START SUPPLIED INFORMATION
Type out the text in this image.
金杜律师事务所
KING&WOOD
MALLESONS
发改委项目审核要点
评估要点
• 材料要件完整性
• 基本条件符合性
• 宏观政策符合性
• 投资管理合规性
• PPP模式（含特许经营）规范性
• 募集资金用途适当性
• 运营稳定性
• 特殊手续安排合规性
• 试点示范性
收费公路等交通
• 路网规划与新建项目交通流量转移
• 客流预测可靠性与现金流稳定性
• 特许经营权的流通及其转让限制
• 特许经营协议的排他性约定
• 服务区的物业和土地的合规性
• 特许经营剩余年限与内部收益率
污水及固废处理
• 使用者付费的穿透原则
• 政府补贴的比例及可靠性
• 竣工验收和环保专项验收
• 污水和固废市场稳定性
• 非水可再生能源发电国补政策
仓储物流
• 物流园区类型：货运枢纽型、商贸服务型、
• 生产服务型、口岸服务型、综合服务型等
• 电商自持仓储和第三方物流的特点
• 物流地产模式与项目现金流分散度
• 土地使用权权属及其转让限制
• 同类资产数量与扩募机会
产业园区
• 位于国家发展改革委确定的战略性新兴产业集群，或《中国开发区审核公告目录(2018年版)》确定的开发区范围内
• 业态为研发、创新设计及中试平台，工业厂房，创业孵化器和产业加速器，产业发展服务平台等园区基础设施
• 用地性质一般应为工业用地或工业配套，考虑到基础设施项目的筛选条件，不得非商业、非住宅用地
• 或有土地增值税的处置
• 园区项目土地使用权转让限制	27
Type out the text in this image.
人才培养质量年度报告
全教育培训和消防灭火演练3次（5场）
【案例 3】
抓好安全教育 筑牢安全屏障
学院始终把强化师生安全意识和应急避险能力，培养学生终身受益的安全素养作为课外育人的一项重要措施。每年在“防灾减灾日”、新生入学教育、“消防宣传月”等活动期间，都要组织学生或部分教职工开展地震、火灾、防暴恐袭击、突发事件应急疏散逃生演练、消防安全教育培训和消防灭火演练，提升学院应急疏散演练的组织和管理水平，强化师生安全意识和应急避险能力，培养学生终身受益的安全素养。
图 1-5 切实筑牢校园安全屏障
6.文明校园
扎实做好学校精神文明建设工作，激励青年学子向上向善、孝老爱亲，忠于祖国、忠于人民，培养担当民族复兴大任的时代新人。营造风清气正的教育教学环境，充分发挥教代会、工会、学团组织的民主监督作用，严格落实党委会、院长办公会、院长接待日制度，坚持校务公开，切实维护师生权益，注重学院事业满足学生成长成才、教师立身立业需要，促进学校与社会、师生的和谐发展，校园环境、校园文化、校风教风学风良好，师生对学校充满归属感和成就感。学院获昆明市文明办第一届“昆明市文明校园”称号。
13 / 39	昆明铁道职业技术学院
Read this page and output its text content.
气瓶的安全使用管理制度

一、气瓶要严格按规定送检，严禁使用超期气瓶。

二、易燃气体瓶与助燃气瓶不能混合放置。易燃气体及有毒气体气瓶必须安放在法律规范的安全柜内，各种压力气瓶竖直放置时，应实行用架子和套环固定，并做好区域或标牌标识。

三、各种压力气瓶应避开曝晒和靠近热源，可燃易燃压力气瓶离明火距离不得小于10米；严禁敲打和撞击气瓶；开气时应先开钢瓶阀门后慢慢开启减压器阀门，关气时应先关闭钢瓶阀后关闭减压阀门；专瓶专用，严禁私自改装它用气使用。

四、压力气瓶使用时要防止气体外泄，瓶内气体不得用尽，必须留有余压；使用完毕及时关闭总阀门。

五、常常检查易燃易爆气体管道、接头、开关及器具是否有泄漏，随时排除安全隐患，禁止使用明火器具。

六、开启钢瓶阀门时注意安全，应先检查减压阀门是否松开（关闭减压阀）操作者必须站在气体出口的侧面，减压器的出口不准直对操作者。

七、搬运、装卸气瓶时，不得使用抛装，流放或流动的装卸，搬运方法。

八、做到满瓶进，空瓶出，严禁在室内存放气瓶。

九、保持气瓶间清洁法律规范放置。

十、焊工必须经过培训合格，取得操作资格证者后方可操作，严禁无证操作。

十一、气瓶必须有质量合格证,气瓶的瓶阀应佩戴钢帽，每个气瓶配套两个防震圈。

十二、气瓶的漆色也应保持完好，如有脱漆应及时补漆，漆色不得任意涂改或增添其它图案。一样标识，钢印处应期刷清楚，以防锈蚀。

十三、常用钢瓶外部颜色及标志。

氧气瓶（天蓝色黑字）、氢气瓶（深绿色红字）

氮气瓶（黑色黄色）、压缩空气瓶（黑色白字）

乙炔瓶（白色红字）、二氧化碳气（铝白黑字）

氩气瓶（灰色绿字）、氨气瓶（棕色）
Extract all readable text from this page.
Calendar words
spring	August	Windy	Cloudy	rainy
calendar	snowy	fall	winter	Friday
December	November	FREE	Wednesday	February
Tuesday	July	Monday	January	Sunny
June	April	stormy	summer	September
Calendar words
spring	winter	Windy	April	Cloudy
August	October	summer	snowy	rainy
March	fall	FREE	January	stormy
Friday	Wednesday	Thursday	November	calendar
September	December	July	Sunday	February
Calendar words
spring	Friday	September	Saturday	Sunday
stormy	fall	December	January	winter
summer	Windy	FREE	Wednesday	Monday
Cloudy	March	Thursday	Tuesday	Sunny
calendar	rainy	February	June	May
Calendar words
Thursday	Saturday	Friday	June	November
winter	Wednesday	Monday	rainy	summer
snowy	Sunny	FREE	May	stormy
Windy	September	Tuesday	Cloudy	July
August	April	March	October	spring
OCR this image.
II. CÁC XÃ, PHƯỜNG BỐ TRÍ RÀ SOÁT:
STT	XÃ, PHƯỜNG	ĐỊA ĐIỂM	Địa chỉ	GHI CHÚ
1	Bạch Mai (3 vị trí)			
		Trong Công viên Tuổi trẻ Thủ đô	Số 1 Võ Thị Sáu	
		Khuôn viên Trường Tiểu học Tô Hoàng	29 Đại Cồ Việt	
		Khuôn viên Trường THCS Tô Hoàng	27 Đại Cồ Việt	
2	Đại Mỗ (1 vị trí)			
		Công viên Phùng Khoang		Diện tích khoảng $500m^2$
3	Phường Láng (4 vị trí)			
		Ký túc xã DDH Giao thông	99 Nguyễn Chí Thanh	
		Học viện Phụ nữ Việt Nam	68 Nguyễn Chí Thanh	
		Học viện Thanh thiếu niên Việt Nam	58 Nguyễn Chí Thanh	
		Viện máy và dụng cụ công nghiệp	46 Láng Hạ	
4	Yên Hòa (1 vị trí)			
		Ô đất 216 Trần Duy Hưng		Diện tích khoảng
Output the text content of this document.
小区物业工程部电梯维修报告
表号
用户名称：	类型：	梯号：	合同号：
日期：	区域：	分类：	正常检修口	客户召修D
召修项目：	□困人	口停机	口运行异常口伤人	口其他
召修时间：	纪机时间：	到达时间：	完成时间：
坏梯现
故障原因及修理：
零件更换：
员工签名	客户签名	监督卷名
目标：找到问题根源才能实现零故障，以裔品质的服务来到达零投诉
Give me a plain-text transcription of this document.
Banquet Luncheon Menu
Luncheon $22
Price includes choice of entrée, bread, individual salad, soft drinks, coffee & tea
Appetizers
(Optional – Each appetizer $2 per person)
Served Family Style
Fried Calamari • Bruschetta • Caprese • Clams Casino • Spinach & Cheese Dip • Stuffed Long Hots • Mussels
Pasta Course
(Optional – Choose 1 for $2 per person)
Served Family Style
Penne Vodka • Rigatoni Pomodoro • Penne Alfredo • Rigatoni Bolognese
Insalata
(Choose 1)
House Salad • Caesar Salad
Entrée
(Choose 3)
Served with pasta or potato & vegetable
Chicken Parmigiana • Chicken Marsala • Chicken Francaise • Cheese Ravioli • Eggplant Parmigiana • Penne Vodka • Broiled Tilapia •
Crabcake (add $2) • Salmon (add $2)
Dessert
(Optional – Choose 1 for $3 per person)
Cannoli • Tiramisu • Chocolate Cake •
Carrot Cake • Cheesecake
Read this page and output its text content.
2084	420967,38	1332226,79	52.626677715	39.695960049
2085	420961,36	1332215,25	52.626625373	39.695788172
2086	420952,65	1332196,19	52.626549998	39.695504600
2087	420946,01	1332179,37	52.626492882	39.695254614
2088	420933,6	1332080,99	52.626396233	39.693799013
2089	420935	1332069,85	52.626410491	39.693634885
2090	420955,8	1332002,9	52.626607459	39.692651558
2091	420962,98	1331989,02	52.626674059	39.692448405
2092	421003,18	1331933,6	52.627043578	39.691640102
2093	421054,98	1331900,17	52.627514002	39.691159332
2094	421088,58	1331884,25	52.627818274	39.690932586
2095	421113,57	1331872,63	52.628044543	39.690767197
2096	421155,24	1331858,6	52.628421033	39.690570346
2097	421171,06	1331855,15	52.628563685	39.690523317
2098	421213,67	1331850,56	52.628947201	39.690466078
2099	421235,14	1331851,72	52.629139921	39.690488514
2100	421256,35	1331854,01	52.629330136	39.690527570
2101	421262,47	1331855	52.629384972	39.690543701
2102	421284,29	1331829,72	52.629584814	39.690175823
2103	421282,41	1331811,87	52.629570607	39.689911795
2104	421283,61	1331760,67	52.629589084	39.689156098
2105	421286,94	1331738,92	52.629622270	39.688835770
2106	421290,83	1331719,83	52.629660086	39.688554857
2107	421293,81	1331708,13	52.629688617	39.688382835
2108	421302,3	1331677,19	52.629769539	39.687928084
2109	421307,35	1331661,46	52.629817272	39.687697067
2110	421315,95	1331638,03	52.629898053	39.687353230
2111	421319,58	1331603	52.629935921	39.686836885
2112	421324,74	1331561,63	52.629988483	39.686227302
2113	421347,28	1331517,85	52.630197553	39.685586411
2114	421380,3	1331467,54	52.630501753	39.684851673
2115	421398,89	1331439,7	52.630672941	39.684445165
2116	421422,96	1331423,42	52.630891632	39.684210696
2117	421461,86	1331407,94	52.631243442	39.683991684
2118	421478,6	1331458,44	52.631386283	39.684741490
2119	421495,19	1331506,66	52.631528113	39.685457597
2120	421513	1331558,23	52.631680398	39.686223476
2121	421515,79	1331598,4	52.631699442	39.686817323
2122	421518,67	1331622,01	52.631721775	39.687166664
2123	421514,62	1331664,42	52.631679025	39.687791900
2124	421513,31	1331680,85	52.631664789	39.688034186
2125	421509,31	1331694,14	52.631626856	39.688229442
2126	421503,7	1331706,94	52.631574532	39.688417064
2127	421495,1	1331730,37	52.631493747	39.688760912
END SUPPLIED INFORMATION
WHAT IS NEEDED: Search the lines for the string "Thanh" and copy every line that has it.

EXERCISE RESULT:
		Ký túc xã DDH Giao thông	99 Nguyễn Chí Thanh	
		Học viện Phụ nữ Việt Nam	68 Nguyễn Chí Thanh	
		Học viện Thanh thiếu niên Việt Nam	58 Nguyễn Chí Thanh	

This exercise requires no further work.